What is expected:
Look through the data below and return each line where "color" appears.

[Items from a figure collection]
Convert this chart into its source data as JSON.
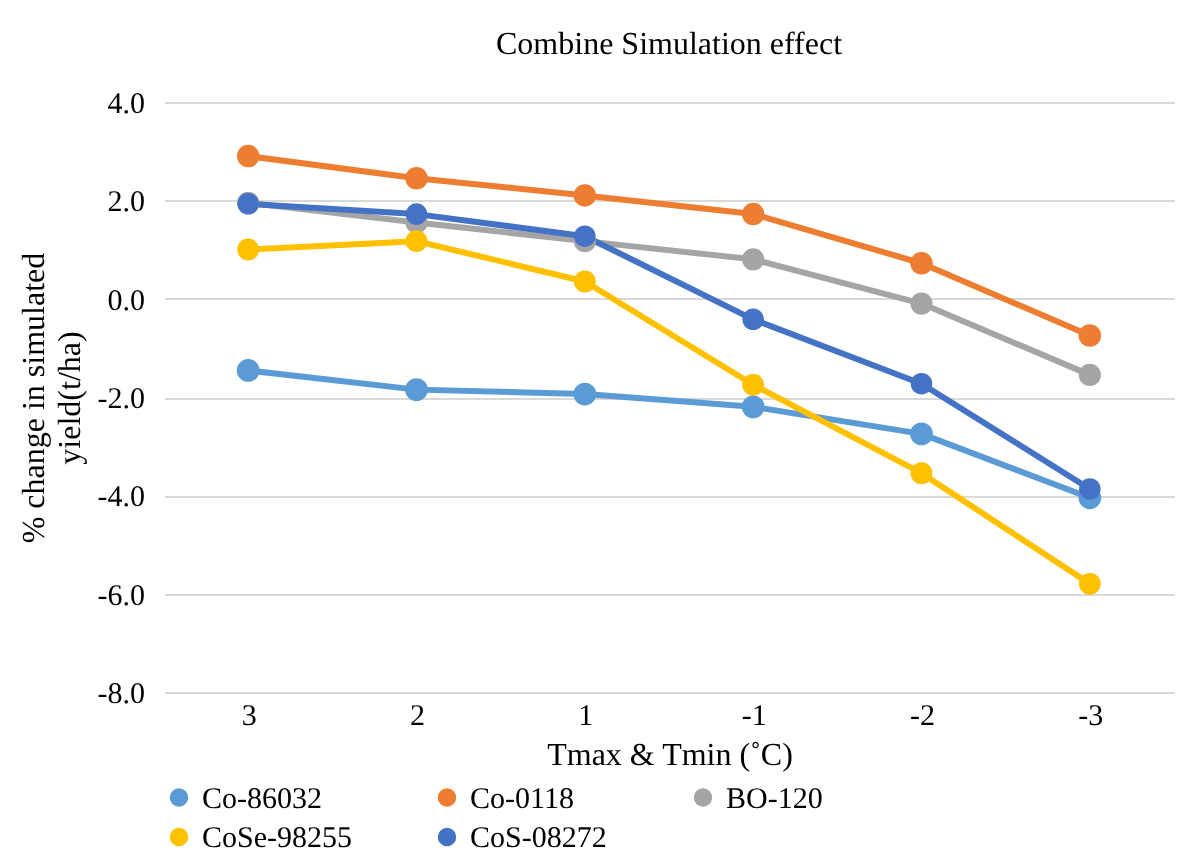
{
  "chart_data": {
    "type": "line",
    "title": "Combine Simulation  effect",
    "xlabel": "Tmax & Tmin (˚C)",
    "ylabel": "% change in simulated yield(t/ha)",
    "categories": [
      "3",
      "2",
      "1",
      "-1",
      "-2",
      "-3"
    ],
    "series": [
      {
        "name": "Co-86032",
        "color": "#5b9bd5",
        "values": [
          -1.46,
          -1.85,
          -1.94,
          -2.2,
          -2.75,
          -4.05
        ]
      },
      {
        "name": "Co-0118",
        "color": "#ed7d31",
        "values": [
          2.9,
          2.45,
          2.1,
          1.72,
          0.72,
          -0.75
        ]
      },
      {
        "name": "BO-120",
        "color": "#a5a5a5",
        "values": [
          1.95,
          1.55,
          1.17,
          0.8,
          -0.1,
          -1.55
        ]
      },
      {
        "name": "CoSe-98255",
        "color": "#ffc000",
        "values": [
          1.0,
          1.17,
          0.35,
          -1.75,
          -3.55,
          -5.8
        ]
      },
      {
        "name": "CoS-08272",
        "color": "#4472c4",
        "values": [
          1.93,
          1.72,
          1.27,
          -0.42,
          -1.73,
          -3.87
        ]
      }
    ],
    "ylim": [
      -8,
      4
    ],
    "yticks": [
      {
        "value": -8,
        "label": "-8.0"
      },
      {
        "value": -6,
        "label": "-6.0"
      },
      {
        "value": -4,
        "label": "-4.0"
      },
      {
        "value": -2,
        "label": "-2.0"
      },
      {
        "value": 0,
        "label": "0.0"
      },
      {
        "value": 2,
        "label": "2.0"
      },
      {
        "value": 4,
        "label": "4.0"
      }
    ],
    "grid": "y",
    "legend": "bottom",
    "marker": "circle"
  }
}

Result of the exercise:
        "color": "#5b9bd5",
        "color": "#ed7d31",
        "color": "#a5a5a5",
        "color": "#ffc000",
        "color": "#4472c4",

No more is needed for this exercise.